--- start of Working data ---

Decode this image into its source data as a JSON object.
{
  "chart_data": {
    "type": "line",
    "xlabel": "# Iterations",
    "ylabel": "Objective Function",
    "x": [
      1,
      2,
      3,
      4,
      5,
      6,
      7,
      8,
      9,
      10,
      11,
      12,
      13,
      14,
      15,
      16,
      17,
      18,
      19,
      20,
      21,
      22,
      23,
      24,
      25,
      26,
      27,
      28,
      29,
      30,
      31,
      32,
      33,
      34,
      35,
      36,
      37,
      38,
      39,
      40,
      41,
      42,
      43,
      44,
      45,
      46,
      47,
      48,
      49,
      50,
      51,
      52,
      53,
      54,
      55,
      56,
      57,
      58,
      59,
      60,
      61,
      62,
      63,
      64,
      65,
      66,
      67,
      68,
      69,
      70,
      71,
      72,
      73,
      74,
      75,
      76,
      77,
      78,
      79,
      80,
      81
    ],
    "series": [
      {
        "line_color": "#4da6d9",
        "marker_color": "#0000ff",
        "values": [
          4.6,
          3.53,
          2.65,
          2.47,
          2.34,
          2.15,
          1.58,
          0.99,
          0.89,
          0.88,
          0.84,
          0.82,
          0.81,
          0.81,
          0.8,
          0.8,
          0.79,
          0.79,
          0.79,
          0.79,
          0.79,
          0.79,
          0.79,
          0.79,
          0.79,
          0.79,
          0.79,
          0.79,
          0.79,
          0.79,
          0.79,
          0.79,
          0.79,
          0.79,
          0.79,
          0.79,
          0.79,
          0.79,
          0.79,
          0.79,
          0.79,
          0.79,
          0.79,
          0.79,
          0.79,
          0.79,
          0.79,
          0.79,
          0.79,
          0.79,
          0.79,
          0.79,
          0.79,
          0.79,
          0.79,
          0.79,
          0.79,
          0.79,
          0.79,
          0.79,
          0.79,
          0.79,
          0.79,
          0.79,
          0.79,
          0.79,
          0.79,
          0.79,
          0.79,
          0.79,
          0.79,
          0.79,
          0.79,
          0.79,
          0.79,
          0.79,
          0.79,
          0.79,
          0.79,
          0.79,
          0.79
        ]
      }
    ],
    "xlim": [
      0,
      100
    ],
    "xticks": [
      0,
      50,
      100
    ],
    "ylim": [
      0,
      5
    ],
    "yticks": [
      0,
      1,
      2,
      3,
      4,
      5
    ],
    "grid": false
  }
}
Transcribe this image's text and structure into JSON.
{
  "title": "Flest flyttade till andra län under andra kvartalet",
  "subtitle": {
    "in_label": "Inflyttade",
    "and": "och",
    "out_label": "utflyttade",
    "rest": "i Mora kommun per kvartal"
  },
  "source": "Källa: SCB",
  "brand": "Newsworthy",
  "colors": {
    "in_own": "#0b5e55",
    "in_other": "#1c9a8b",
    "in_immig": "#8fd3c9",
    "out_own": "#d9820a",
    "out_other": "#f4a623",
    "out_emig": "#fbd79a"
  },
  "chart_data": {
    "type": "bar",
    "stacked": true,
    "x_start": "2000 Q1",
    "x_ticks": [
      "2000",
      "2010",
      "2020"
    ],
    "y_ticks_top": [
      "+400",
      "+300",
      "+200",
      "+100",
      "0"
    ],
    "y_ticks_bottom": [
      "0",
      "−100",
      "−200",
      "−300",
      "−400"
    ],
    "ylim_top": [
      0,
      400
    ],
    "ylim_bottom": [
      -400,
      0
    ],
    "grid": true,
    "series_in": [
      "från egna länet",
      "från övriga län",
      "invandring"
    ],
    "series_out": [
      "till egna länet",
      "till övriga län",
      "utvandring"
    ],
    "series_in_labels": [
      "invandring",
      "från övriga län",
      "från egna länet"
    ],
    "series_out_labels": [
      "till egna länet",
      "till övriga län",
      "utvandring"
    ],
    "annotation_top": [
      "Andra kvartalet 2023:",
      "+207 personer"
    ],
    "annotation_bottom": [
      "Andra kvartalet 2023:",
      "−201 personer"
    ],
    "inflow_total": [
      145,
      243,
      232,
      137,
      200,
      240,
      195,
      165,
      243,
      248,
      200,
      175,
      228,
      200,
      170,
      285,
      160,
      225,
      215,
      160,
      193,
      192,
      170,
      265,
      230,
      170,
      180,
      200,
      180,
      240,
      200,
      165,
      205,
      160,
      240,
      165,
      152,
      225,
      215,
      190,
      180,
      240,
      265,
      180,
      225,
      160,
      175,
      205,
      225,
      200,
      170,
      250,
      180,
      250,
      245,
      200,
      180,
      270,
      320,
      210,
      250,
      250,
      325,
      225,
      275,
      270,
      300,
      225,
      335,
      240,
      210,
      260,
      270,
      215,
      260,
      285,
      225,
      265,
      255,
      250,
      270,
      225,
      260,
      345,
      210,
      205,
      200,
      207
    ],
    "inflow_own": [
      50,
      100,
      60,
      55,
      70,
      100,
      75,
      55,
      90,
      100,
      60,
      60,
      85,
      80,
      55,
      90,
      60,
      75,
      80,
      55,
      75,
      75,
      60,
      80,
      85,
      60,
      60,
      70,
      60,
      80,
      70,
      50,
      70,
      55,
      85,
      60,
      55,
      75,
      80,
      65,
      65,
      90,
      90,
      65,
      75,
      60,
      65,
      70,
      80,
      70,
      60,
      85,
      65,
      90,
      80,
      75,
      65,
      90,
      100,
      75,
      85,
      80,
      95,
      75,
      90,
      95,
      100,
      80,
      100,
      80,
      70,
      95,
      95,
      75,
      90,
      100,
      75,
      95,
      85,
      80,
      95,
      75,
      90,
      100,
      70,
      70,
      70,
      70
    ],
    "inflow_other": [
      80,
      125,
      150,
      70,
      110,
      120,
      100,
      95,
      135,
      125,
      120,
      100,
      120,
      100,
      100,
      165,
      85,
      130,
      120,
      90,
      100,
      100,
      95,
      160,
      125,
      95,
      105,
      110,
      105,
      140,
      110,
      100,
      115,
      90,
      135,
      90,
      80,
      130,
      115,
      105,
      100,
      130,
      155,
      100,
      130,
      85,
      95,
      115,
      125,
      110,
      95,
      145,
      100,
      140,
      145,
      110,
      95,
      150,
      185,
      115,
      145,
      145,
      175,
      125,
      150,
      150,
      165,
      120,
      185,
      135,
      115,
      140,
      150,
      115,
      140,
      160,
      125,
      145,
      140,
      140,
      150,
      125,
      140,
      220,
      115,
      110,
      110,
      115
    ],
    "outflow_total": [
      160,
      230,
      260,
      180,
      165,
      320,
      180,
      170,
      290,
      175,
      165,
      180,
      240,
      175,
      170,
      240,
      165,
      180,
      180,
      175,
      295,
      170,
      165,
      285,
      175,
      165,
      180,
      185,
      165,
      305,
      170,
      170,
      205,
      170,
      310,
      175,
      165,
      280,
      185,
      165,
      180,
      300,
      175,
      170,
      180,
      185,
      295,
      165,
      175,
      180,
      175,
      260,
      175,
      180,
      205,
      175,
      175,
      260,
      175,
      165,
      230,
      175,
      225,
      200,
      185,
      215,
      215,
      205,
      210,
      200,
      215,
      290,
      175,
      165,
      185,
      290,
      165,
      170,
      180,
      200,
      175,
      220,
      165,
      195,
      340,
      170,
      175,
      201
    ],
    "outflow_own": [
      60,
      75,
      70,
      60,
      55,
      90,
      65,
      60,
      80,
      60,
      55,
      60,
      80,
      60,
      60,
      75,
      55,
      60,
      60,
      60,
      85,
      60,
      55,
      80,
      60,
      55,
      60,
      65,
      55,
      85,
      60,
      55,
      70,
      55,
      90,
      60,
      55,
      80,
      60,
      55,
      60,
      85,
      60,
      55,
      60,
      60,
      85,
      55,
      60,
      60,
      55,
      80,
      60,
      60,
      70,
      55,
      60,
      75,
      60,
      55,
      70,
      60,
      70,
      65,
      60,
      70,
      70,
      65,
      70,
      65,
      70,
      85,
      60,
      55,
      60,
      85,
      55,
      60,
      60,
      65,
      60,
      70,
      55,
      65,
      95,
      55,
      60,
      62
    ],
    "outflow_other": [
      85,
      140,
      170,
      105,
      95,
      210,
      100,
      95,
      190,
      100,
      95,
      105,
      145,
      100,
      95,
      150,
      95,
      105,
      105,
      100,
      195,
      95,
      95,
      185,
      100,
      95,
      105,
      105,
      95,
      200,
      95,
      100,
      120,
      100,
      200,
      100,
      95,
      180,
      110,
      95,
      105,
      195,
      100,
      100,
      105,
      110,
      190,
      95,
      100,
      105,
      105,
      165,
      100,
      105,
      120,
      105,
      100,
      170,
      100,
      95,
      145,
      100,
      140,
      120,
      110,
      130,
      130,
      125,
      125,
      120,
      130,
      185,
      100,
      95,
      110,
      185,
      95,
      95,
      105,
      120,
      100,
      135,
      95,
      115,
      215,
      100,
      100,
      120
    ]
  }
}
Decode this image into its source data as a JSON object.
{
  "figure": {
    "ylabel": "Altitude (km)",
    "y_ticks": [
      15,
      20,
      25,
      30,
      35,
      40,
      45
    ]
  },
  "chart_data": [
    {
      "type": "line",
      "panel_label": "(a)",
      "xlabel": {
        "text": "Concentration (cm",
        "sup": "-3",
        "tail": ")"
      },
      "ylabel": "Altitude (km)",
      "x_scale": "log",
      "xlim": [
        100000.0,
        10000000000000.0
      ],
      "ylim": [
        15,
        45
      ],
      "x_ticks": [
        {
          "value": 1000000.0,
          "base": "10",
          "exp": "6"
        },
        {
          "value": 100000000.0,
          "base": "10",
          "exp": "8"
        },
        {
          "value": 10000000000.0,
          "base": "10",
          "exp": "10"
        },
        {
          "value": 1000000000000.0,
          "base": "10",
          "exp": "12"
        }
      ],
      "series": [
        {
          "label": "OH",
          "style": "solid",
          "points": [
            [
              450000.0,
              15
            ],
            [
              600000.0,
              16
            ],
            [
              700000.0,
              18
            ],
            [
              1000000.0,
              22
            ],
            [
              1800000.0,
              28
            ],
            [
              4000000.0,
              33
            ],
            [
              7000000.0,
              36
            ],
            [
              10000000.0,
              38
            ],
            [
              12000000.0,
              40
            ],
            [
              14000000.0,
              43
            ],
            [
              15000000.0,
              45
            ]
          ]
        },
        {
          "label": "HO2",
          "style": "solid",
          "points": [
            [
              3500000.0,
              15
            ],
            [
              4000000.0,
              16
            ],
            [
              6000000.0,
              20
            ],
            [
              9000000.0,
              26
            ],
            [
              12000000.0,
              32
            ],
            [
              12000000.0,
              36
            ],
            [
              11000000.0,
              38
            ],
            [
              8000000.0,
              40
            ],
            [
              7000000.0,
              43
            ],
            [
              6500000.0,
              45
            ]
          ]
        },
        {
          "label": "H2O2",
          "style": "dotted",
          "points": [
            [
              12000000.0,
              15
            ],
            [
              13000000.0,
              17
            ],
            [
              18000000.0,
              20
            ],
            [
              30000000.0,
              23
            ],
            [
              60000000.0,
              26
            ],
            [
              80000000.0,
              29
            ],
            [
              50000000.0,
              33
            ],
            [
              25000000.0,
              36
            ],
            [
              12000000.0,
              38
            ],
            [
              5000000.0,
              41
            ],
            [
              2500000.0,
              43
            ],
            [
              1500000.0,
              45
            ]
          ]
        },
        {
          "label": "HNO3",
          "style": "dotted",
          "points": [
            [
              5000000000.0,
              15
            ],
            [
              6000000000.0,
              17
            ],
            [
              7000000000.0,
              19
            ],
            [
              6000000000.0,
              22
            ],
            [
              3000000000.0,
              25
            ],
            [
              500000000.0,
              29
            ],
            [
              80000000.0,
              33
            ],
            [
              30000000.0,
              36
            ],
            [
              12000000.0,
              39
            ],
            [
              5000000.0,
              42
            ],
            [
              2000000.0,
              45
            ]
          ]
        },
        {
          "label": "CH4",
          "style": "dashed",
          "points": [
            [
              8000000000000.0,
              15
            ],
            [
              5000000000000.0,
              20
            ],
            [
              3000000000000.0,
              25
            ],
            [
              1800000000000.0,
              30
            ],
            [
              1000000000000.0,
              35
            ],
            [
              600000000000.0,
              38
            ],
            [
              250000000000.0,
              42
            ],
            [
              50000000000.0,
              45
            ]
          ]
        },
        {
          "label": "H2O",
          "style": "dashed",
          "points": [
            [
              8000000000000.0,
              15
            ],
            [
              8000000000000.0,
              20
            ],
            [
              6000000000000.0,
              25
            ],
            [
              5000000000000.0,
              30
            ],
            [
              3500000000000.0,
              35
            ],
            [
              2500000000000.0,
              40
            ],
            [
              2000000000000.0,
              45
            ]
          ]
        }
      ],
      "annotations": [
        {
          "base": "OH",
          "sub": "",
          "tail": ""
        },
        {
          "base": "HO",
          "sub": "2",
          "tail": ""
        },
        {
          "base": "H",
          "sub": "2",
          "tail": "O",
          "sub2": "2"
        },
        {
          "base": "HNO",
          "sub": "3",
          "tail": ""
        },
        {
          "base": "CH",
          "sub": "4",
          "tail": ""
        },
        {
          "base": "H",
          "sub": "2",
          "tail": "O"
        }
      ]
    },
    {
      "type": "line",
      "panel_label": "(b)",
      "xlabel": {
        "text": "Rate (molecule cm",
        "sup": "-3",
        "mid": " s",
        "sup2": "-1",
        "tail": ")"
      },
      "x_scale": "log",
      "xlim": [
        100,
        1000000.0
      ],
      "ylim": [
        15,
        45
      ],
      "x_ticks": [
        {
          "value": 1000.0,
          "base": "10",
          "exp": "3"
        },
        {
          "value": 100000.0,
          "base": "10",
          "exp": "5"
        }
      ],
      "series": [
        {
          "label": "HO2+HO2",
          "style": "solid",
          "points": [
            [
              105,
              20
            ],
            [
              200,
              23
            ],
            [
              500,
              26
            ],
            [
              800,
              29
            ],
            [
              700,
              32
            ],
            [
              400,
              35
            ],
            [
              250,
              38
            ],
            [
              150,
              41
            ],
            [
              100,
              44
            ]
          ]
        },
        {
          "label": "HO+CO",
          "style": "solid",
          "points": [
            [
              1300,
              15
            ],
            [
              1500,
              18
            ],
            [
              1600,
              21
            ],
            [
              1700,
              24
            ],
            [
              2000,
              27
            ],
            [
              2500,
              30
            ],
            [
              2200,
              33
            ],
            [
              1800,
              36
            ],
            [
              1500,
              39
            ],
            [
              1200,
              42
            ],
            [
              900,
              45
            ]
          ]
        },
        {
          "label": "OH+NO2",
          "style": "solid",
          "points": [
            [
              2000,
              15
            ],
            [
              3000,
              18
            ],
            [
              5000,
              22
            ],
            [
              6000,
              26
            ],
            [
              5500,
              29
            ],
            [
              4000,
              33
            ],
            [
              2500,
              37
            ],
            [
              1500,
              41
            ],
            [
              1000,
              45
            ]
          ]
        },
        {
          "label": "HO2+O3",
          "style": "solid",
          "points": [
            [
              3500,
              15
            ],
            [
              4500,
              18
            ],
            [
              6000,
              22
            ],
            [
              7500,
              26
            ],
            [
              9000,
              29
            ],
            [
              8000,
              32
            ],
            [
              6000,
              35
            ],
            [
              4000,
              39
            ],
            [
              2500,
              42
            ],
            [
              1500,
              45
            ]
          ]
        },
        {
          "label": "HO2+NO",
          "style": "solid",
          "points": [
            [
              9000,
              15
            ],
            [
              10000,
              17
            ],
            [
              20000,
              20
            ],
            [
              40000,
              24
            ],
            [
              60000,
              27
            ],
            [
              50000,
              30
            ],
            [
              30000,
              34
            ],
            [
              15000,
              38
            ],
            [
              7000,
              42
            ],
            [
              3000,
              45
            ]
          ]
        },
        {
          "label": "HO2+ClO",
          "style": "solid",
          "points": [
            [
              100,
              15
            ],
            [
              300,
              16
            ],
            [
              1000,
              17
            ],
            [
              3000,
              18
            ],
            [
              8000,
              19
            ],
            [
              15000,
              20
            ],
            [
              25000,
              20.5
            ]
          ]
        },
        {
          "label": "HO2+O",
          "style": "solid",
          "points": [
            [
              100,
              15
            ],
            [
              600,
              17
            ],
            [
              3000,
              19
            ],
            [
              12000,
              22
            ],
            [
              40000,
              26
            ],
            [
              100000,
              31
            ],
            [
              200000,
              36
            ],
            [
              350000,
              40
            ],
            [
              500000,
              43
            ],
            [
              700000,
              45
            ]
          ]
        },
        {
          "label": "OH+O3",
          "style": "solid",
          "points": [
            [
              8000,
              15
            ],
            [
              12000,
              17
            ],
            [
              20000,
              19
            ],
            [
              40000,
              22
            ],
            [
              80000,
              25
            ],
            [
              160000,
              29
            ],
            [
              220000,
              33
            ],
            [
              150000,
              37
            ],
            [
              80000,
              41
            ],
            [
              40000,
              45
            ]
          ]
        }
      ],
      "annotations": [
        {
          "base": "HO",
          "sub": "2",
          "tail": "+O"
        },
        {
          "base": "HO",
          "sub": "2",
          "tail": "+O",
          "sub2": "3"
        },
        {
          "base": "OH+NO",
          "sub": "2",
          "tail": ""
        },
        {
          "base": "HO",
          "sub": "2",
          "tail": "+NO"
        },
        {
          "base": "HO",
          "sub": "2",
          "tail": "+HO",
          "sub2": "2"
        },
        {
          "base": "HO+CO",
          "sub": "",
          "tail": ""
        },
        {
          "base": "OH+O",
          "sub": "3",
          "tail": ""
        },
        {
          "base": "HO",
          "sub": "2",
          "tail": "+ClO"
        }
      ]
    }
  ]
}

--- end of Working data ---

▶ _What is required_
Point out every line holding the string "text" and copy it.

▶ _Task answer_
Transcribe this image's text and structure into JSON.
        "text": "Concentration (cm",
        "text": "Rate (molecule cm",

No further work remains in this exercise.